### Exercise directions
Please reproduce the function-sum solution below without changes, everything from "Don't know what" down to "result is 1008.5.".

### Supplied passage

*****

Not very tough

Consider $f(x)+f(1-x)$ :

$\begin{aligned} f(x) + f(1-x) & = \frac {9^x}{9^x+3} + \frac {9^{1-x}}{9^{1-x}+3} \\ & = \frac {9^x}{9^x+3} + \frac {9^x\cdot 9^{1-x}}{9^x(9^{1-x}+3)} \\ & = \frac {9^x}{9^x+3} + \frac 9{9+3\cdot9^x} \\ & = \frac {9^x}{9^x+3} + \frac 3{3+9^x} \\ & = 1 \end{aligned}$

Now, we have:

$\begin{aligned} S & = \small f \left(\frac{1}{2018}\right) + f\left(\frac{2}{2018}\right) +f\left(\frac{3}{2018}\right)+\cdots +f\left(\frac{2015}{2018}\right) +f\left(\frac{2016}{2018}\right) +f\left(\frac{2017}{2018}\right) \\ & = \small f \left(\frac{1}{2018}\right) + f\left(\frac{2017}{2018}\right) +f\left(\frac{2}{2018}\right)+f\left(\frac{2016}{2018}\right)+\cdots +f\left(\frac{1008}{2018}\right) +f\left(\frac{1010}{2018}\right) +f\left(\frac{1009}{2018}\right) \\ & = \small \underbrace{f \left(\frac{1}{2018}\right) + f\left(1-\frac{1}{2018}\right)}_{= \ 1} +\underbrace{f\left(\frac{2}{2018}\right)+f\left(1-\frac{2}{2018}\right)}_{= \ 1}+\cdots +\underbrace{f\left(\frac{1008}{2018}\right) +f\left(1-\frac{1008}{2018}\right)}_{= \ 1} +\frac 12 \underbrace{\left(f\left(\frac{1009}{2018}\right) + f\left(1-\frac{1009}{2018}\right) \right)}_{= \ 1} \\ & = \underbrace{1+1+1+\cdots+1} _{\text{Number of 1's } = 1008} + \frac 12 \\ & = \boxed{1008.5} \end{aligned}$

Don't know what it has to do with the given function, but anyhow:

$1+2+3+ \dots + 2016+2017 = \frac{1}{2}\cdot 2017\cdot 2018$ .

Since the de numerator is 2018, the result is 1008.5.

*****

### Record excerpts
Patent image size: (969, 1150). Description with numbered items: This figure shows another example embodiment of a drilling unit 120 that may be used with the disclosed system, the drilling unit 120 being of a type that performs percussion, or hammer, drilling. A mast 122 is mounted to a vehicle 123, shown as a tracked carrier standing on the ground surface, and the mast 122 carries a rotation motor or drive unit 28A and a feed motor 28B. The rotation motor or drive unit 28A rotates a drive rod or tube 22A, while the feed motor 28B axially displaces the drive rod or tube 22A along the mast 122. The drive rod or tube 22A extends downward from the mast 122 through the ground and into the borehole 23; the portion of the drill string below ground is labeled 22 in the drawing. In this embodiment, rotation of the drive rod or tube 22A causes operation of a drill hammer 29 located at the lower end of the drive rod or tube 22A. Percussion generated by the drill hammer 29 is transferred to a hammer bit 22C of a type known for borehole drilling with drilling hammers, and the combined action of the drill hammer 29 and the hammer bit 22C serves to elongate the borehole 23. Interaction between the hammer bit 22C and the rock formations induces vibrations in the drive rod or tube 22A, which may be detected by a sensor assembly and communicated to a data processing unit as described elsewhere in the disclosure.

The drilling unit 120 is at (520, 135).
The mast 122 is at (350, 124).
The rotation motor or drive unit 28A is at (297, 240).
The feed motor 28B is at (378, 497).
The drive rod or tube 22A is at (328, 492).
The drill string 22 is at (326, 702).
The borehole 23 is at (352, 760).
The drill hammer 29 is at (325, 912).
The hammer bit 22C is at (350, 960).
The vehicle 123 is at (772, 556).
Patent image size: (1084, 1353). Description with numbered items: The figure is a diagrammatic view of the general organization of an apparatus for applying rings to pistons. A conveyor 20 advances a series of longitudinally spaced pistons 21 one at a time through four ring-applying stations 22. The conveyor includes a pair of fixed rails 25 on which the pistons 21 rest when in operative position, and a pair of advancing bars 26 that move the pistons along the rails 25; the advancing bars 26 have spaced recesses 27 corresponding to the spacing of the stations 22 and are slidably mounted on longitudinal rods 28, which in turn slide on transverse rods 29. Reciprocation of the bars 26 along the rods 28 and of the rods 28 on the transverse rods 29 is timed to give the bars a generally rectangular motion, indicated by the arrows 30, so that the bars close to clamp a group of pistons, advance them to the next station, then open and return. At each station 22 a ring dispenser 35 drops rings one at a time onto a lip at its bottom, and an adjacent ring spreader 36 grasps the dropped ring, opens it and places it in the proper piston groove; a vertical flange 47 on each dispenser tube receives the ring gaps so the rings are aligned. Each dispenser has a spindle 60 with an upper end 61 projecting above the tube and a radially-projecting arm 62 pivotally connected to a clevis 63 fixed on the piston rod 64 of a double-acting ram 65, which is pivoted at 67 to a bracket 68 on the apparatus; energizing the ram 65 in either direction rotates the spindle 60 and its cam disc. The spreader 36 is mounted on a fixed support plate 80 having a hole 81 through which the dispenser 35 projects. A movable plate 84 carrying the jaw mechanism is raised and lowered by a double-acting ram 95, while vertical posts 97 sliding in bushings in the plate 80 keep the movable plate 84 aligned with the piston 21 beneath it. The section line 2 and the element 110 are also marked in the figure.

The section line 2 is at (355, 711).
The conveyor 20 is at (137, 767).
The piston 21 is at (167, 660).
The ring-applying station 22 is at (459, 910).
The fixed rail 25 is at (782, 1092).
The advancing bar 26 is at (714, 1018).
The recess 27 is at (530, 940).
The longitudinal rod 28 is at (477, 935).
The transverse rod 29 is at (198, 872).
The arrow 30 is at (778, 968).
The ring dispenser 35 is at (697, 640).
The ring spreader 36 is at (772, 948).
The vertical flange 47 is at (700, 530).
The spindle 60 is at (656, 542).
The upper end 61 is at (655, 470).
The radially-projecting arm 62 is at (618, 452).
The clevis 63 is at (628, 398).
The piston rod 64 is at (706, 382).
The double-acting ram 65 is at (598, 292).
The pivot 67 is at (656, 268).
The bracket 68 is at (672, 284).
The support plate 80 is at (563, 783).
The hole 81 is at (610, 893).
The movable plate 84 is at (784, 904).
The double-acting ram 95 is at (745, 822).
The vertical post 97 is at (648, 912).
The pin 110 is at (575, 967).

*****

### Final answer
Don't know what it has to do with the given function, but anyhow:

$1+2+3+ \dots + 2016+2017 = \frac{1}{2}\cdot 2017\cdot 2018$ .

Since the de numerator is 2018, the result is 1008.5.